= Cobain (surname) =

Cobain is an Irish surname originating in County Tyrone, Ulster. The family descended from French Huguenots who arrived in Ireland in 1640, originally carrying the name De Gobienne. The Cobain family mostly settled in Aughnacloy, Ballygawley and Skey in Carnteel, before spreading out to Carrickmore around 1800. They have also spelled their name Cobane, Qubain, Cobaine, Cabane, Cabine, Qubein, Qubean and Cabeans.

Provided data >>
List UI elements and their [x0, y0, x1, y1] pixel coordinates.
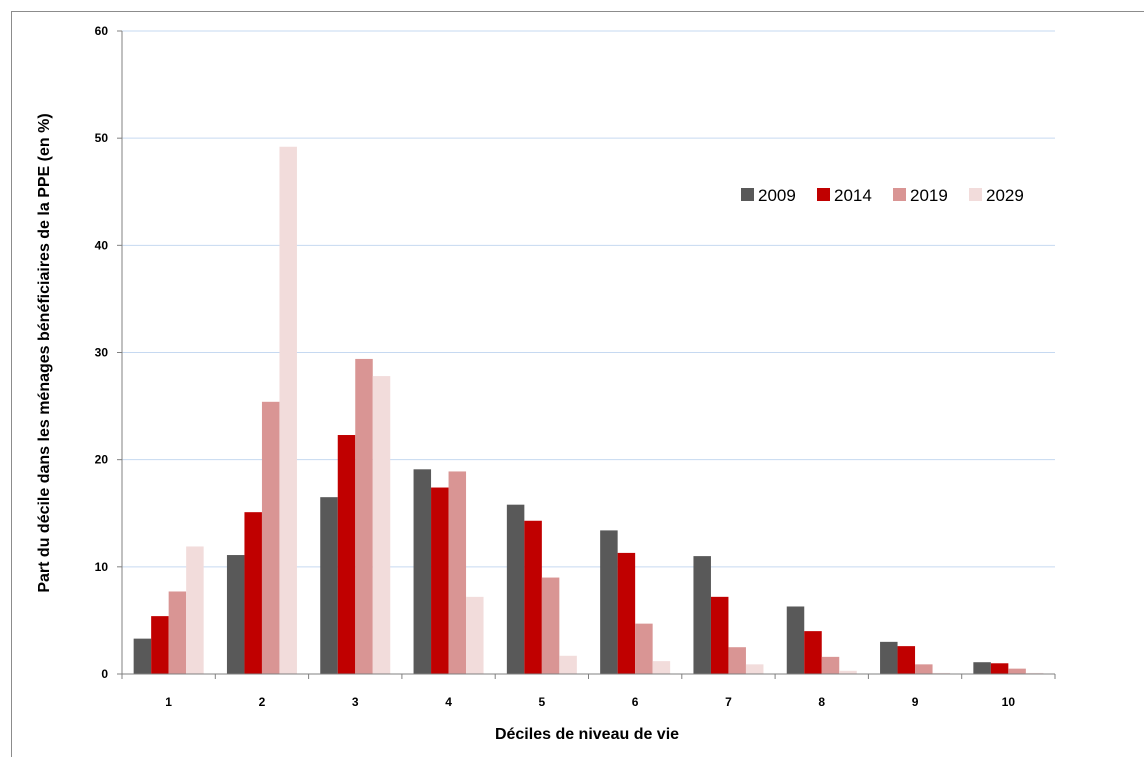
- y-tick-label: 10: [95, 560, 109, 574]
- x-tick-label: 9: [912, 695, 919, 709]
- bar-2014-decile-9: [897, 646, 916, 674]
- legend-label-2019: 2019: [910, 186, 948, 205]
- bar-2009-decile-8: [786, 606, 805, 674]
- bar-2029-decile-4: [466, 596, 484, 674]
- bar-2019-decile-2: [261, 401, 280, 674]
- axes: [117, 30, 1056, 679]
- x-tick-label: 2: [259, 695, 266, 709]
- bar-2009-decile-9: [880, 641, 898, 674]
- x-tick-label: 6: [632, 695, 639, 709]
- bar-2029-decile-7: [745, 664, 764, 674]
- bar-2014-decile-10: [990, 663, 1009, 674]
- x-tick-label: 7: [725, 695, 732, 709]
- x-axis-title: Déciles de niveau de vie: [495, 726, 679, 743]
- legend-label-2009: 2009: [758, 186, 796, 205]
- legend: 2009 2014 2019 2029: [741, 186, 1024, 205]
- bar-2009-decile-3: [320, 497, 338, 674]
- bar-2029-decile-1: [186, 546, 204, 674]
- legend-label-2029: 2029: [986, 186, 1024, 205]
- x-tick-label: 4: [445, 695, 452, 709]
- bar-2014-decile-6: [617, 552, 636, 674]
- bar-2014-decile-8: [804, 631, 822, 674]
- bar-2009-decile-10: [973, 662, 991, 674]
- legend-swatch-2014: [817, 188, 830, 201]
- bar-2014-decile-7: [710, 596, 729, 674]
- legend-swatch-2019: [893, 188, 906, 201]
- bar-2014-decile-5: [524, 520, 542, 674]
- x-tick-label: 1: [165, 695, 172, 709]
- bar-2029-decile-3: [372, 376, 391, 674]
- chart-border: [11, 11, 1144, 757]
- y-tick-label: 60: [95, 24, 109, 38]
- y-axis-title: Part du décile dans les ménages bénéfici…: [36, 113, 53, 592]
- bar-2009-decile-4: [413, 469, 432, 674]
- bar-2029-decile-9: [932, 672, 951, 674]
- bar-2019-decile-10: [1008, 668, 1026, 674]
- bar-2009-decile-6: [600, 530, 618, 674]
- x-tick-label: 8: [818, 695, 825, 709]
- bar-2009-decile-2: [226, 555, 245, 674]
- bar-2019-decile-5: [541, 577, 560, 674]
- y-tick-label: 0: [101, 667, 108, 681]
- x-tick-label: 5: [539, 695, 546, 709]
- bar-2019-decile-7: [728, 647, 746, 674]
- legend-swatch-2029: [969, 188, 982, 201]
- x-tick-label: 3: [352, 695, 359, 709]
- bar-2019-decile-1: [168, 591, 187, 674]
- bar-2029-decile-6: [652, 661, 671, 674]
- bar-2014-decile-3: [337, 435, 356, 674]
- bar-2014-decile-1: [151, 616, 169, 674]
- y-tick-label: 50: [95, 131, 109, 145]
- legend-swatch-2009: [741, 188, 754, 201]
- y-tick-labels: 0 10 20 30 40 50 60: [95, 24, 109, 681]
- bar-2019-decile-9: [915, 664, 933, 674]
- bar-2029-decile-5: [559, 655, 577, 674]
- bar-2009-decile-5: [506, 504, 525, 674]
- bar-2019-decile-3: [355, 358, 373, 674]
- bar-2009-decile-1: [133, 638, 152, 674]
- bars: [133, 146, 1044, 675]
- bar-2014-decile-4: [431, 487, 449, 674]
- bar-2029-decile-8: [839, 670, 857, 674]
- legend-label-2014: 2014: [834, 186, 872, 205]
- x-tick-labels: 1 2 3 4 5 6 7 8 9 10: [165, 695, 1015, 709]
- x-tick-label: 10: [1002, 695, 1016, 709]
- bar-2029-decile-10: [1025, 672, 1044, 674]
- y-tick-label: 20: [95, 453, 109, 467]
- y-tick-label: 30: [95, 346, 109, 360]
- bar-2019-decile-6: [635, 623, 653, 674]
- bar-2029-decile-2: [279, 146, 297, 675]
- bar-2009-decile-7: [693, 556, 711, 674]
- bar-2019-decile-8: [821, 656, 840, 674]
- y-tick-label: 40: [95, 238, 109, 252]
- bar-2019-decile-4: [448, 471, 467, 674]
- bar-2014-decile-2: [244, 512, 262, 674]
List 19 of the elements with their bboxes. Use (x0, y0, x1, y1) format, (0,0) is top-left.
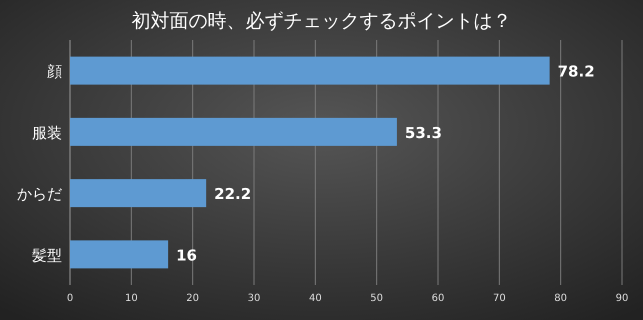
data-label: 22.2 (214, 185, 252, 204)
x-tick-label: 20 (186, 293, 200, 304)
y-tick-label: 服装 (32, 124, 62, 142)
chart-title: 初対面の時、必ずチェックするポイントは？ (132, 10, 512, 32)
x-tick-label: 40 (308, 293, 322, 304)
data-label: 53.3 (404, 124, 442, 142)
data-label: 16 (176, 246, 198, 264)
x-tick-label: 80 (554, 293, 568, 304)
x-tick-label: 60 (432, 293, 444, 304)
y-tick-label: 顔 (47, 62, 62, 81)
x-tick-label: 50 (370, 293, 384, 304)
x-tick-label: 10 (124, 293, 138, 304)
x-tick-label: 90 (616, 293, 628, 304)
y-tick-label: からだ (17, 185, 62, 204)
x-tick-label: 0 (66, 293, 74, 304)
y-tick-label: 髪型 (32, 246, 62, 264)
x-tick-label: 30 (248, 293, 260, 304)
data-label: 78.2 (558, 62, 595, 81)
x-tick-label: 70 (492, 293, 506, 304)
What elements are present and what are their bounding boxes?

Requirements >>
- a) Reproduce the passage on the Cobain surname word for word, beginning at "Cobain is an" and stopping after "Qubean and Cabeans.".
- b) Turn the paragraph of the Cobain surname text that opens with "Cobain is an Irish surname" into a short bulleted list of its main facts.

Results in order >>
- a)
Cobain is an Irish surname originating in County Tyrone, Ulster. The family descended from French Huguenots who arrived in Ireland in 1640, originally carrying the name De Gobienne. The Cobain family mostly settled in Aughnacloy, Ballygawley and Skey in Carnteel, before spreading out to Carrickmore around 1800. They have also spelled their name Cobane, Qubain, Cobaine, Cabane, Cabine, Qubein, Qubean and Cabeans.

- b)
- Cobain is an Irish surname from County Tyrone, Ulster.
- The family descended from French Huguenots who came to Ireland in 1640 under the name De Gobienne.
- They settled mostly in Aughnacloy, Ballygawley and Skey in Carnteel, then spread to Carrickmore around 1800.
- Other spellings: Cobane, Qubain, Cobaine, Cabane, Cabine, Qubein, Qubean and Cabeans.